• [Directive] Reproduce all of the records exactly.

• [Records for the exercise]
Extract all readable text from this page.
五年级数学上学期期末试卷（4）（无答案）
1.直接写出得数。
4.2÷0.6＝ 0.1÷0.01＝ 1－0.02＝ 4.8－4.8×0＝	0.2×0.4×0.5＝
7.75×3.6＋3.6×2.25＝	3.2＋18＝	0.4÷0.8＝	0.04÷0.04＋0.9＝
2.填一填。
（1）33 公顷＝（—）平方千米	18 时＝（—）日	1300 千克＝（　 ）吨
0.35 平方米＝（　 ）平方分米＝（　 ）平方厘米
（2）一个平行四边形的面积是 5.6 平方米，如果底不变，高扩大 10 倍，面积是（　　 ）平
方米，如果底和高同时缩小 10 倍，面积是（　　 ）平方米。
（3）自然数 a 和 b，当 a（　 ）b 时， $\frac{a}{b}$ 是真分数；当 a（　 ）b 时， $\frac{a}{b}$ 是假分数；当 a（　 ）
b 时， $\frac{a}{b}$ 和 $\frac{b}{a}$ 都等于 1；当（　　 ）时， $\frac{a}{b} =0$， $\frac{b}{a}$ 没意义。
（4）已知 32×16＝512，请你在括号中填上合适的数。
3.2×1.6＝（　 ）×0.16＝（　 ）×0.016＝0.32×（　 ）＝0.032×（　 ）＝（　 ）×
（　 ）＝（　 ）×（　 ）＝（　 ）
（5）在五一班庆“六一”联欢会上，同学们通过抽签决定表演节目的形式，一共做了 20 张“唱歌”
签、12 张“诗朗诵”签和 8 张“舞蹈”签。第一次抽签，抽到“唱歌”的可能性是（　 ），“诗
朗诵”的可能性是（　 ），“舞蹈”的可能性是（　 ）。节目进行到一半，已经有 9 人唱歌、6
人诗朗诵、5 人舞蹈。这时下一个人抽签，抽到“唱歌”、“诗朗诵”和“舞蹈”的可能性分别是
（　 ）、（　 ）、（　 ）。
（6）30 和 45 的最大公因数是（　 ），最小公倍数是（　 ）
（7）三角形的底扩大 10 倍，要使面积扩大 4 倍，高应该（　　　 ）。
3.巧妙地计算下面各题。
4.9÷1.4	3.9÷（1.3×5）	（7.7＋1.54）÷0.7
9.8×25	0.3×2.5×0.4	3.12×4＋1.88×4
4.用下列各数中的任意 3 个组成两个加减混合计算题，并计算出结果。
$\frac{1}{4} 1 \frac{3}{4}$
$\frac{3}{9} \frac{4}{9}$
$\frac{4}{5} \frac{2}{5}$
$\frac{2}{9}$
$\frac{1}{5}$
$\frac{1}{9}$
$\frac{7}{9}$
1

• [Output of the exercise]
Extract all readable text from this page.
五年级数学上学期期末试卷（4）（无答案）
1.直接写出得数。
4.2÷0.6＝ 0.1÷0.01＝ 1－0.02＝ 4.8－4.8×0＝	0.2×0.4×0.5＝
7.75×3.6＋3.6×2.25＝	3.2＋18＝	0.4÷0.8＝	0.04÷0.04＋0.9＝
2.填一填。
（1）33 公顷＝（—）平方千米	18 时＝（—）日	1300 千克＝（　 ）吨
0.35 平方米＝（　 ）平方分米＝（　 ）平方厘米
（2）一个平行四边形的面积是 5.6 平方米，如果底不变，高扩大 10 倍，面积是（　　 ）平
方米，如果底和高同时缩小 10 倍，面积是（　　 ）平方米。
（3）自然数 a 和 b，当 a（　 ）b 时， $\frac{a}{b}$ 是真分数；当 a（　 ）b 时， $\frac{a}{b}$ 是假分数；当 a（　 ）
b 时， $\frac{a}{b}$ 和 $\frac{b}{a}$ 都等于 1；当（　　 ）时， $\frac{a}{b} =0$， $\frac{b}{a}$ 没意义。
（4）已知 32×16＝512，请你在括号中填上合适的数。
3.2×1.6＝（　 ）×0.16＝（　 ）×0.016＝0.32×（　 ）＝0.032×（　 ）＝（　 ）×
（　 ）＝（　 ）×（　 ）＝（　 ）
（5）在五一班庆“六一”联欢会上，同学们通过抽签决定表演节目的形式，一共做了 20 张“唱歌”
签、12 张“诗朗诵”签和 8 张“舞蹈”签。第一次抽签，抽到“唱歌”的可能性是（　 ），“诗
朗诵”的可能性是（　 ），“舞蹈”的可能性是（　 ）。节目进行到一半，已经有 9 人唱歌、6
人诗朗诵、5 人舞蹈。这时下一个人抽签，抽到“唱歌”、“诗朗诵”和“舞蹈”的可能性分别是
（　 ）、（　 ）、（　 ）。
（6）30 和 45 的最大公因数是（　 ），最小公倍数是（　 ）
（7）三角形的底扩大 10 倍，要使面积扩大 4 倍，高应该（　　　 ）。
3.巧妙地计算下面各题。
4.9÷1.4	3.9÷（1.3×5）	（7.7＋1.54）÷0.7
9.8×25	0.3×2.5×0.4	3.12×4＋1.88×4
4.用下列各数中的任意 3 个组成两个加减混合计算题，并计算出结果。
$\frac{1}{4} 1 \frac{3}{4}$
$\frac{3}{9} \frac{4}{9}$
$\frac{4}{5} \frac{2}{5}$
$\frac{2}{9}$
$\frac{1}{5}$
$\frac{1}{9}$
$\frac{7}{9}$
1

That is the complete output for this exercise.